**TASK GOAL:** Please copy all the lines that follow, word for word.

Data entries
[START]

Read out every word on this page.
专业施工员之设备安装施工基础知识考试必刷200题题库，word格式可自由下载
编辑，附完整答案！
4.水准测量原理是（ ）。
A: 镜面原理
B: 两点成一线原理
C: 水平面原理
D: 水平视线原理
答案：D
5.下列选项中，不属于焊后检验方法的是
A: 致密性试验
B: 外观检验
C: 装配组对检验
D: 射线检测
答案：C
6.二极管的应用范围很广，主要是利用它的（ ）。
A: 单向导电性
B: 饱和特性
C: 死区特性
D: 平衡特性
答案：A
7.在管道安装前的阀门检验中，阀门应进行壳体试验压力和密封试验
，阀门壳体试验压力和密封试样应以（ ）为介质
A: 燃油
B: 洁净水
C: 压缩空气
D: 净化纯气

[END]

**RESULT FOR THIS EXERCISE:**
Read out every word on this page.
专业施工员之设备安装施工基础知识考试必刷200题题库，word格式可自由下载
编辑，附完整答案！
4.水准测量原理是（ ）。
A: 镜面原理
B: 两点成一线原理
C: 水平面原理
D: 水平视线原理
答案：D
5.下列选项中，不属于焊后检验方法的是
A: 致密性试验
B: 外观检验
C: 装配组对检验
D: 射线检测
答案：C
6.二极管的应用范围很广，主要是利用它的（ ）。
A: 单向导电性
B: 饱和特性
C: 死区特性
D: 平衡特性
答案：A
7.在管道安装前的阀门检验中，阀门应进行壳体试验压力和密封试验
，阀门壳体试验压力和密封试样应以（ ）为介质
A: 燃油
B: 洁净水
C: 压缩空气
D: 净化纯气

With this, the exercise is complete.